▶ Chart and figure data

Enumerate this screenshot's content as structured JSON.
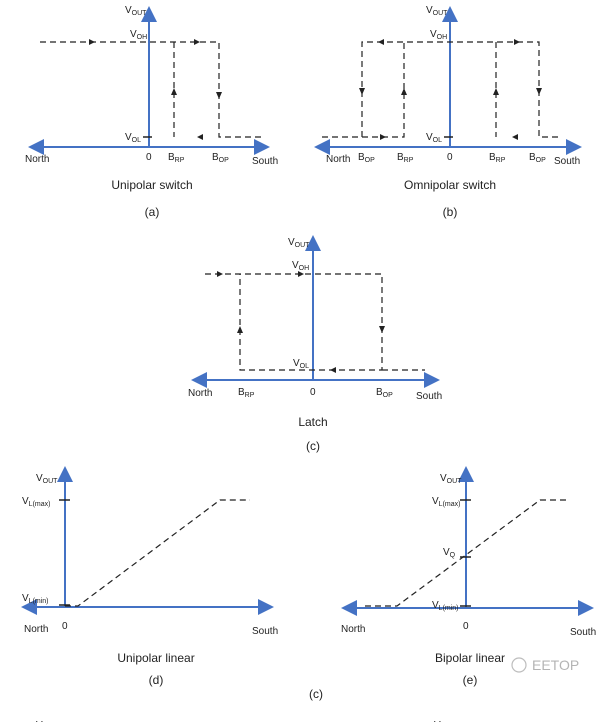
{
  "labels": {
    "vout": "V",
    "vout_sub": "OUT",
    "voh": "V",
    "voh_sub": "OH",
    "vol": "V",
    "vol_sub": "OL",
    "brp": "B",
    "brp_sub": "RP",
    "bop": "B",
    "bop_sub": "OP",
    "north": "North",
    "south": "South",
    "zero": "0",
    "vlmax": "V",
    "vlmax_sub": "L(max)",
    "vlmin": "V",
    "vlmin_sub": "L(min)",
    "vq": "V",
    "vq_sub": "Q"
  },
  "panels": {
    "a": {
      "title": "Unipolar switch",
      "tag": "(a)"
    },
    "b": {
      "title": "Omnipolar switch",
      "tag": "(b)"
    },
    "c": {
      "title": "Latch",
      "tag": "(c)"
    },
    "d": {
      "title": "Unipolar linear",
      "tag": "(d)"
    },
    "e": {
      "title": "Bipolar linear",
      "tag": "(e)"
    }
  },
  "stray_tag": "(c)",
  "watermark": "EETOP",
  "colors": {
    "axis": "#4472c4",
    "curve": "#222222"
  }
}
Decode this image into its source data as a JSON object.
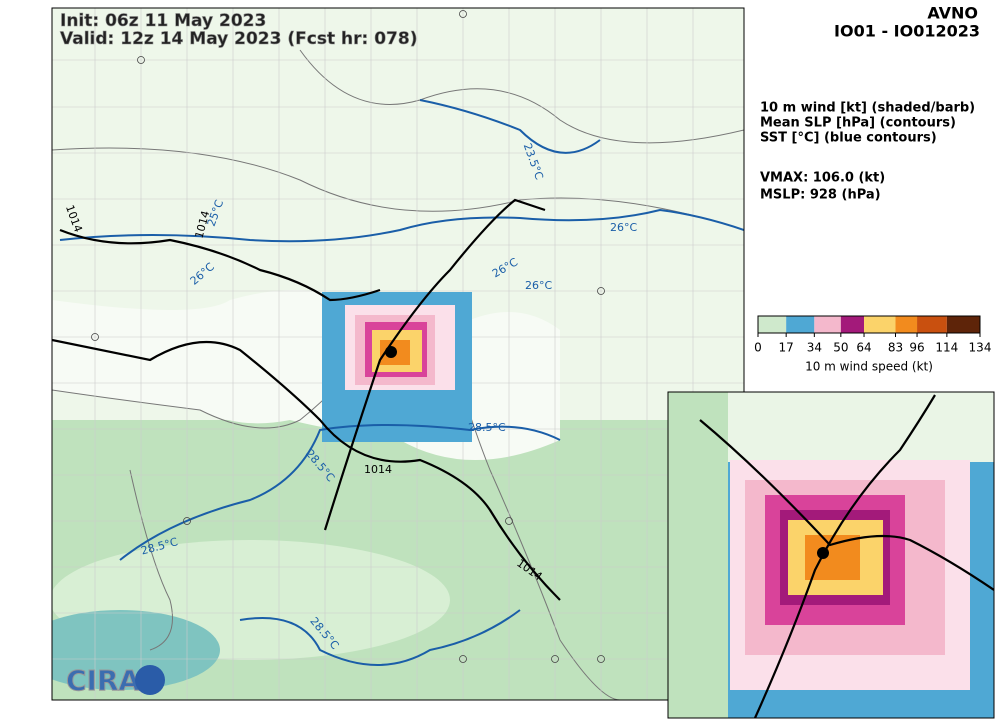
{
  "header": {
    "init": "Init:   06z 11 May 2023",
    "valid": "Valid: 12z 14 May 2023 (Fcst hr: 078)",
    "model": "AVNO",
    "storm_id": "IO01 - IO012023"
  },
  "legend": {
    "lines": [
      "10 m wind [kt] (shaded/barb)",
      "Mean SLP [hPa] (contours)",
      "SST [°C] (blue contours)"
    ],
    "vmax": "VMAX: 106.0 (kt)",
    "mslp": "MSLP:  928 (hPa)"
  },
  "colorbar": {
    "label": "10 m wind speed (kt)",
    "range": [
      0,
      134
    ],
    "ticks": [
      0,
      17,
      34,
      50,
      64,
      83,
      96,
      114,
      134
    ],
    "colors": [
      "#cfe9cc",
      "#4fa8d4",
      "#f4b8cc",
      "#a31a7a",
      "#fbd36a",
      "#f28b1e",
      "#c9500f",
      "#5e2409"
    ]
  },
  "contour_labels": {
    "sst_26_a": "26°C",
    "sst_26_b": "26°C",
    "sst_26_c": "26°C",
    "sst_26_d": "26°C",
    "sst_28_a": "28.5°C",
    "sst_28_b": "28.5°C",
    "sst_28_c": "28.5°C",
    "sst_28_d": "28.5°C",
    "sst_25": "25°C",
    "sst_23": "23.5°C",
    "slp_a": "1014",
    "slp_b": "1014",
    "slp_c": "1014",
    "slp_d": "1014"
  },
  "logo": "CIRA"
}
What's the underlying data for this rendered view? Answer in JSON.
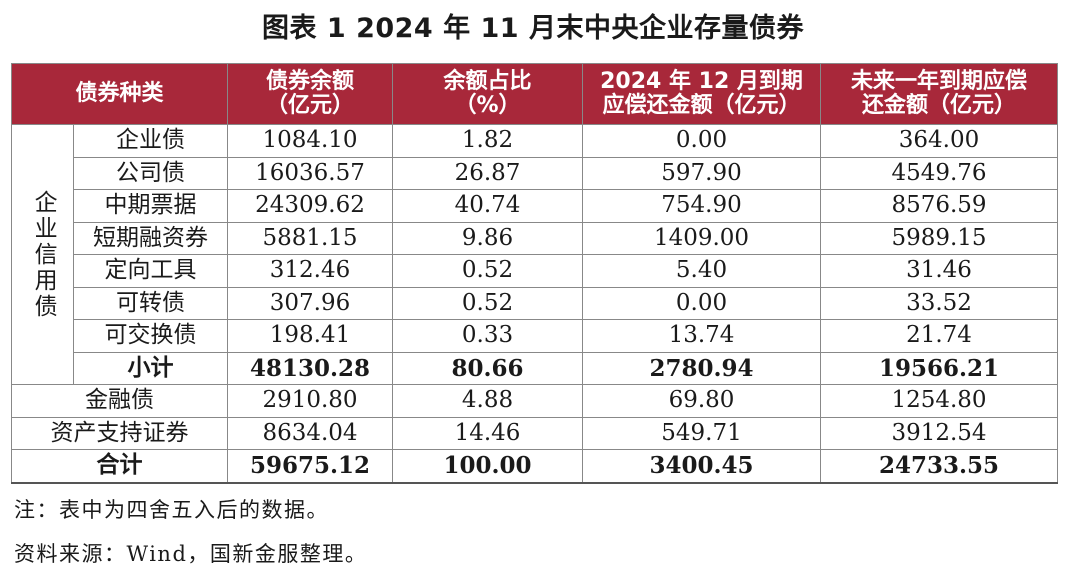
{
  "title": "图表 1  2024 年 11 月末中央企业存量债券",
  "headers": {
    "type": "债券种类",
    "balance_l1": "债券余额",
    "balance_l2": "（亿元）",
    "share_l1": "余额占比",
    "share_l2": "（%）",
    "dec_l1": "2024 年 12 月到期",
    "dec_l2": "应偿还金额（亿元）",
    "year_l1": "未来一年到期应偿",
    "year_l2": "还金额（亿元）"
  },
  "group_label": "企业信用债",
  "credit_rows": [
    {
      "name": "企业债",
      "balance": "1084.10",
      "share": "1.82",
      "dec": "0.00",
      "year": "364.00"
    },
    {
      "name": "公司债",
      "balance": "16036.57",
      "share": "26.87",
      "dec": "597.90",
      "year": "4549.76"
    },
    {
      "name": "中期票据",
      "balance": "24309.62",
      "share": "40.74",
      "dec": "754.90",
      "year": "8576.59"
    },
    {
      "name": "短期融资券",
      "balance": "5881.15",
      "share": "9.86",
      "dec": "1409.00",
      "year": "5989.15"
    },
    {
      "name": "定向工具",
      "balance": "312.46",
      "share": "0.52",
      "dec": "5.40",
      "year": "31.46"
    },
    {
      "name": "可转债",
      "balance": "307.96",
      "share": "0.52",
      "dec": "0.00",
      "year": "33.52"
    },
    {
      "name": "可交换债",
      "balance": "198.41",
      "share": "0.33",
      "dec": "13.74",
      "year": "21.74"
    }
  ],
  "subtotal": {
    "name": "小计",
    "balance": "48130.28",
    "share": "80.66",
    "dec": "2780.94",
    "year": "19566.21"
  },
  "other_rows": [
    {
      "name": "金融债",
      "balance": "2910.80",
      "share": "4.88",
      "dec": "69.80",
      "year": "1254.80"
    },
    {
      "name": "资产支持证券",
      "balance": "8634.04",
      "share": "14.46",
      "dec": "549.71",
      "year": "3912.54"
    }
  ],
  "total": {
    "name": "合计",
    "balance": "59675.12",
    "share": "100.00",
    "dec": "3400.45",
    "year": "24733.55"
  },
  "notes": {
    "note1": "注：表中为四舍五入后的数据。",
    "source": "资料来源：Wind，国新金服整理。"
  },
  "colors": {
    "header_bg": "#a8283a",
    "header_text": "#ffffff"
  }
}
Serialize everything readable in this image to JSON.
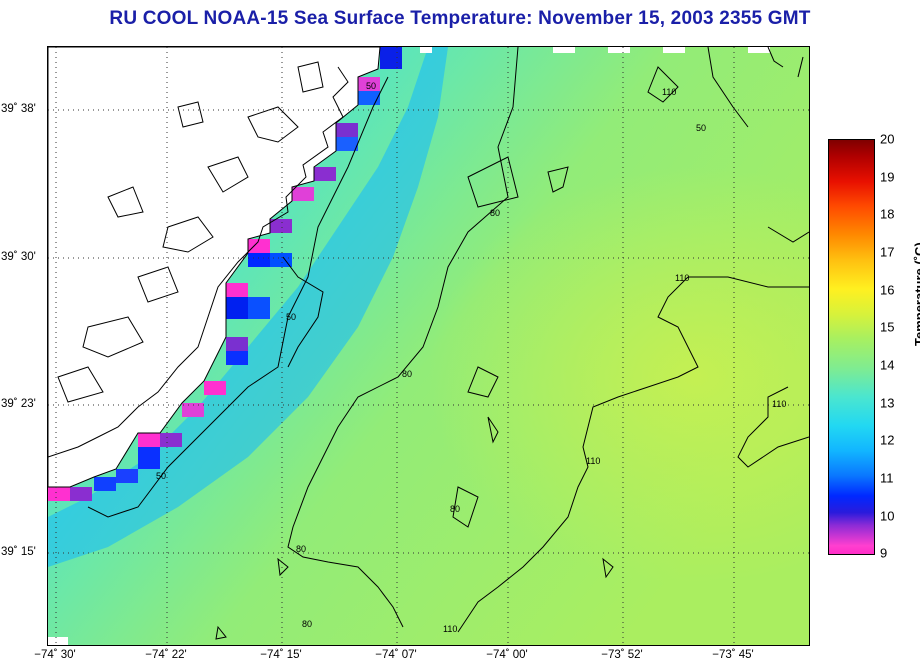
{
  "title": "RU COOL  NOAA-15  Sea Surface Temperature:  November 15, 2003 2355 GMT",
  "map": {
    "lat_labels": [
      "39˚ 38'",
      "39˚ 30'",
      "39˚ 23'",
      "39˚ 15'"
    ],
    "lon_labels": [
      "−74˚ 30'",
      "−74˚ 22'",
      "−74˚ 15'",
      "−74˚ 07'",
      "−74˚ 00'",
      "−73˚ 52'",
      "−73˚ 45'"
    ],
    "contour_labels": [
      "50",
      "50",
      "50",
      "50",
      "80",
      "80",
      "80",
      "80",
      "110",
      "110",
      "110",
      "110",
      "110",
      "80"
    ],
    "land_color": "#ffffff",
    "grid": "dotted"
  },
  "colorbar": {
    "label": "Temperature (˚C)",
    "ticks": [
      "20",
      "19",
      "18",
      "17",
      "16",
      "15",
      "14",
      "13",
      "12",
      "11",
      "10",
      "9"
    ],
    "min": 9,
    "max": 20
  }
}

▶ THE TASK
Transcribe the material as is, with images omitted.

▶ RESULT
Enumerate this screenshot's content as structured JSON.
{
  "labels": {
    "vout": "V",
    "vout_sub": "OUT",
    "voh": "V",
    "voh_sub": "OH",
    "vol": "V",
    "vol_sub": "OL",
    "brp": "B",
    "brp_sub": "RP",
    "bop": "B",
    "bop_sub": "OP",
    "north": "North",
    "south": "South",
    "zero": "0",
    "vlmax": "V",
    "vlmax_sub": "L(max)",
    "vlmin": "V",
    "vlmin_sub": "L(min)",
    "vq": "V",
    "vq_sub": "Q"
  },
  "panels": {
    "a": {
      "title": "Unipolar switch",
      "tag": "(a)"
    },
    "b": {
      "title": "Omnipolar switch",
      "tag": "(b)"
    },
    "c": {
      "title": "Latch",
      "tag": "(c)"
    },
    "d": {
      "title": "Unipolar linear",
      "tag": "(d)"
    },
    "e": {
      "title": "Bipolar linear",
      "tag": "(e)"
    }
  },
  "stray_tag": "(c)",
  "watermark": "EETOP",
  "colors": {
    "axis": "#4472c4",
    "curve": "#222222"
  }
}
Decode this image into its source data as a JSON object.
{
  "header": {
    "init": "Init:   06z 11 May 2023",
    "valid": "Valid: 12z 14 May 2023 (Fcst hr: 078)",
    "model": "AVNO",
    "storm_id": "IO01 - IO012023"
  },
  "legend": {
    "lines": [
      "10 m wind [kt] (shaded/barb)",
      "Mean SLP [hPa] (contours)",
      "SST [°C] (blue contours)"
    ],
    "vmax": "VMAX: 106.0 (kt)",
    "mslp": "MSLP:  928 (hPa)"
  },
  "colorbar": {
    "label": "10 m wind speed (kt)",
    "range": [
      0,
      134
    ],
    "ticks": [
      0,
      17,
      34,
      50,
      64,
      83,
      96,
      114,
      134
    ],
    "colors": [
      "#cfe9cc",
      "#4fa8d4",
      "#f4b8cc",
      "#a31a7a",
      "#fbd36a",
      "#f28b1e",
      "#c9500f",
      "#5e2409"
    ]
  },
  "contour_labels": {
    "sst_26_a": "26°C",
    "sst_26_b": "26°C",
    "sst_26_c": "26°C",
    "sst_26_d": "26°C",
    "sst_28_a": "28.5°C",
    "sst_28_b": "28.5°C",
    "sst_28_c": "28.5°C",
    "sst_28_d": "28.5°C",
    "sst_25": "25°C",
    "sst_23": "23.5°C",
    "slp_a": "1014",
    "slp_b": "1014",
    "slp_c": "1014",
    "slp_d": "1014"
  },
  "logo": "CIRA"
}
What's the underlying data for this rendered view? Answer in JSON.
{
  "title": "图表 1  2024 年 11 月末中央企业存量债券",
  "headers": {
    "type": "债券种类",
    "balance_l1": "债券余额",
    "balance_l2": "（亿元）",
    "share_l1": "余额占比",
    "share_l2": "（%）",
    "dec_l1": "2024 年 12 月到期",
    "dec_l2": "应偿还金额（亿元）",
    "year_l1": "未来一年到期应偿",
    "year_l2": "还金额（亿元）"
  },
  "group_label": "企业信用债",
  "credit_rows": [
    {
      "name": "企业债",
      "balance": "1084.10",
      "share": "1.82",
      "dec": "0.00",
      "year": "364.00"
    },
    {
      "name": "公司债",
      "balance": "16036.57",
      "share": "26.87",
      "dec": "597.90",
      "year": "4549.76"
    },
    {
      "name": "中期票据",
      "balance": "24309.62",
      "share": "40.74",
      "dec": "754.90",
      "year": "8576.59"
    },
    {
      "name": "短期融资券",
      "balance": "5881.15",
      "share": "9.86",
      "dec": "1409.00",
      "year": "5989.15"
    },
    {
      "name": "定向工具",
      "balance": "312.46",
      "share": "0.52",
      "dec": "5.40",
      "year": "31.46"
    },
    {
      "name": "可转债",
      "balance": "307.96",
      "share": "0.52",
      "dec": "0.00",
      "year": "33.52"
    },
    {
      "name": "可交换债",
      "balance": "198.41",
      "share": "0.33",
      "dec": "13.74",
      "year": "21.74"
    }
  ],
  "subtotal": {
    "name": "小计",
    "balance": "48130.28",
    "share": "80.66",
    "dec": "2780.94",
    "year": "19566.21"
  },
  "other_rows": [
    {
      "name": "金融债",
      "balance": "2910.80",
      "share": "4.88",
      "dec": "69.80",
      "year": "1254.80"
    },
    {
      "name": "资产支持证券",
      "balance": "8634.04",
      "share": "14.46",
      "dec": "549.71",
      "year": "3912.54"
    }
  ],
  "total": {
    "name": "合计",
    "balance": "59675.12",
    "share": "100.00",
    "dec": "3400.45",
    "year": "24733.55"
  },
  "notes": {
    "note1": "注：表中为四舍五入后的数据。",
    "source": "资料来源：Wind，国新金服整理。"
  },
  "colors": {
    "header_bg": "#a8283a",
    "header_text": "#ffffff"
  }
}
Serialize everything readable in this image to JSON.
{
  "title": "RU COOL  NOAA-15  Sea Surface Temperature:  November 15, 2003 2355 GMT",
  "map": {
    "lat_labels": [
      "39˚ 38'",
      "39˚ 30'",
      "39˚ 23'",
      "39˚ 15'"
    ],
    "lon_labels": [
      "−74˚ 30'",
      "−74˚ 22'",
      "−74˚ 15'",
      "−74˚ 07'",
      "−74˚ 00'",
      "−73˚ 52'",
      "−73˚ 45'"
    ],
    "contour_labels": [
      "50",
      "50",
      "50",
      "50",
      "80",
      "80",
      "80",
      "80",
      "110",
      "110",
      "110",
      "110",
      "110",
      "80"
    ],
    "land_color": "#ffffff",
    "grid": "dotted"
  },
  "colorbar": {
    "label": "Temperature (˚C)",
    "ticks": [
      "20",
      "19",
      "18",
      "17",
      "16",
      "15",
      "14",
      "13",
      "12",
      "11",
      "10",
      "9"
    ],
    "min": 9,
    "max": 20
  }
}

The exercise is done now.